Given instruction:
Extract all records. Keep each one exact.

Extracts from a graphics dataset

....

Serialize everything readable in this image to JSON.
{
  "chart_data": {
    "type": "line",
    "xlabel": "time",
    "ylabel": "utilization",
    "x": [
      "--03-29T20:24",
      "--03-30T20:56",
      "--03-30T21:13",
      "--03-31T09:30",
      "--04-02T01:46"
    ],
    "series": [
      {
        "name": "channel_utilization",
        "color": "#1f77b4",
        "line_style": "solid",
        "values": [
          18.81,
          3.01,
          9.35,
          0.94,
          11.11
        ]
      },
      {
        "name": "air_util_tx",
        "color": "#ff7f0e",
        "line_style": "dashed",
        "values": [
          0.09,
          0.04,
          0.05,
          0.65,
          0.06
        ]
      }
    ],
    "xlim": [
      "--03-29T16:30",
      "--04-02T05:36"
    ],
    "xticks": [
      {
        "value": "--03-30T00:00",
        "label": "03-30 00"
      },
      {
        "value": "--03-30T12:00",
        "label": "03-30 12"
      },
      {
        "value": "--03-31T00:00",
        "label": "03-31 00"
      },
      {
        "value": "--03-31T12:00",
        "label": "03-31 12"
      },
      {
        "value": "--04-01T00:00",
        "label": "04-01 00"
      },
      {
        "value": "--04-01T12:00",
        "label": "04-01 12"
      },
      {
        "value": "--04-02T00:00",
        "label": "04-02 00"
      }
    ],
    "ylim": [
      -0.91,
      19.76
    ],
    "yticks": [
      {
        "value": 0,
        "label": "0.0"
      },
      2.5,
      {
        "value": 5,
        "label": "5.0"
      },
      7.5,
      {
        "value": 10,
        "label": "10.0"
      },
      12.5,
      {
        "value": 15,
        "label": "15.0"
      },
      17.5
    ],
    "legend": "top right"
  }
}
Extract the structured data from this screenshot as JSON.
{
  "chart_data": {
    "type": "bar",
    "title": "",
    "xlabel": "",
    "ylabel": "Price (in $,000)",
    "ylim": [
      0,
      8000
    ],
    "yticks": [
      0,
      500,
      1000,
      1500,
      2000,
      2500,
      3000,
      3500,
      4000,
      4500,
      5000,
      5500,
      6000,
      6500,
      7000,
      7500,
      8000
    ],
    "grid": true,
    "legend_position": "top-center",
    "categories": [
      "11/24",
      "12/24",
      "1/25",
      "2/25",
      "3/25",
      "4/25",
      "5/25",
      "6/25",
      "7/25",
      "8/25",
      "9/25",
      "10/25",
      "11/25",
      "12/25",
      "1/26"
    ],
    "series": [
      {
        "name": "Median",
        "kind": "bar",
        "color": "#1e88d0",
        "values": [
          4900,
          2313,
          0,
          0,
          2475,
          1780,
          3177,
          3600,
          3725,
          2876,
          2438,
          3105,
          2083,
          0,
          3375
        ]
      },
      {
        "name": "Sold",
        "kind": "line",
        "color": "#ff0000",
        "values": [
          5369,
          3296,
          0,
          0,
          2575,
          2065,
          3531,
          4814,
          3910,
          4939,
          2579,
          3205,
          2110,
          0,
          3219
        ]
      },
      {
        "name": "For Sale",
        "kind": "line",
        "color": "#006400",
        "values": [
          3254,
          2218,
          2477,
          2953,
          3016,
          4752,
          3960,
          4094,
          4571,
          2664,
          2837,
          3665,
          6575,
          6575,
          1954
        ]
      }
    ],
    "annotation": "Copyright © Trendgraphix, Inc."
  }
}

....

Finished answer:
Serialize everything readable in this image to JSON.
{
  "chart_data": {
    "type": "line",
    "xlabel": "time",
    "ylabel": "utilization",
    "x": [
      "--03-29T20:24",
      "--03-30T20:56",
      "--03-30T21:13",
      "--03-31T09:30",
      "--04-02T01:46"
    ],
    "series": [
      {
        "name": "channel_utilization",
        "color": "#1f77b4",
        "line_style": "solid",
        "values": [
          18.81,
          3.01,
          9.35,
          0.94,
          11.11
        ]
      },
      {
        "name": "air_util_tx",
        "color": "#ff7f0e",
        "line_style": "dashed",
        "values": [
          0.09,
          0.04,
          0.05,
          0.65,
          0.06
        ]
      }
    ],
    "xlim": [
      "--03-29T16:30",
      "--04-02T05:36"
    ],
    "xticks": [
      {
        "value": "--03-30T00:00",
        "label": "03-30 00"
      },
      {
        "value": "--03-30T12:00",
        "label": "03-30 12"
      },
      {
        "value": "--03-31T00:00",
        "label": "03-31 00"
      },
      {
        "value": "--03-31T12:00",
        "label": "03-31 12"
      },
      {
        "value": "--04-01T00:00",
        "label": "04-01 00"
      },
      {
        "value": "--04-01T12:00",
        "label": "04-01 12"
      },
      {
        "value": "--04-02T00:00",
        "label": "04-02 00"
      }
    ],
    "ylim": [
      -0.91,
      19.76
    ],
    "yticks": [
      {
        "value": 0,
        "label": "0.0"
      },
      2.5,
      {
        "value": 5,
        "label": "5.0"
      },
      7.5,
      {
        "value": 10,
        "label": "10.0"
      },
      12.5,
      {
        "value": 15,
        "label": "15.0"
      },
      17.5
    ],
    "legend": "top right"
  }
}
Extract the structured data from this screenshot as JSON.
{
  "chart_data": {
    "type": "bar",
    "title": "",
    "xlabel": "",
    "ylabel": "Price (in $,000)",
    "ylim": [
      0,
      8000
    ],
    "yticks": [
      0,
      500,
      1000,
      1500,
      2000,
      2500,
      3000,
      3500,
      4000,
      4500,
      5000,
      5500,
      6000,
      6500,
      7000,
      7500,
      8000
    ],
    "grid": true,
    "legend_position": "top-center",
    "categories": [
      "11/24",
      "12/24",
      "1/25",
      "2/25",
      "3/25",
      "4/25",
      "5/25",
      "6/25",
      "7/25",
      "8/25",
      "9/25",
      "10/25",
      "11/25",
      "12/25",
      "1/26"
    ],
    "series": [
      {
        "name": "Median",
        "kind": "bar",
        "color": "#1e88d0",
        "values": [
          4900,
          2313,
          0,
          0,
          2475,
          1780,
          3177,
          3600,
          3725,
          2876,
          2438,
          3105,
          2083,
          0,
          3375
        ]
      },
      {
        "name": "Sold",
        "kind": "line",
        "color": "#ff0000",
        "values": [
          5369,
          3296,
          0,
          0,
          2575,
          2065,
          3531,
          4814,
          3910,
          4939,
          2579,
          3205,
          2110,
          0,
          3219
        ]
      },
      {
        "name": "For Sale",
        "kind": "line",
        "color": "#006400",
        "values": [
          3254,
          2218,
          2477,
          2953,
          3016,
          4752,
          3960,
          4094,
          4571,
          2664,
          2837,
          3665,
          6575,
          6575,
          1954
        ]
      }
    ],
    "annotation": "Copyright © Trendgraphix, Inc."
  }
}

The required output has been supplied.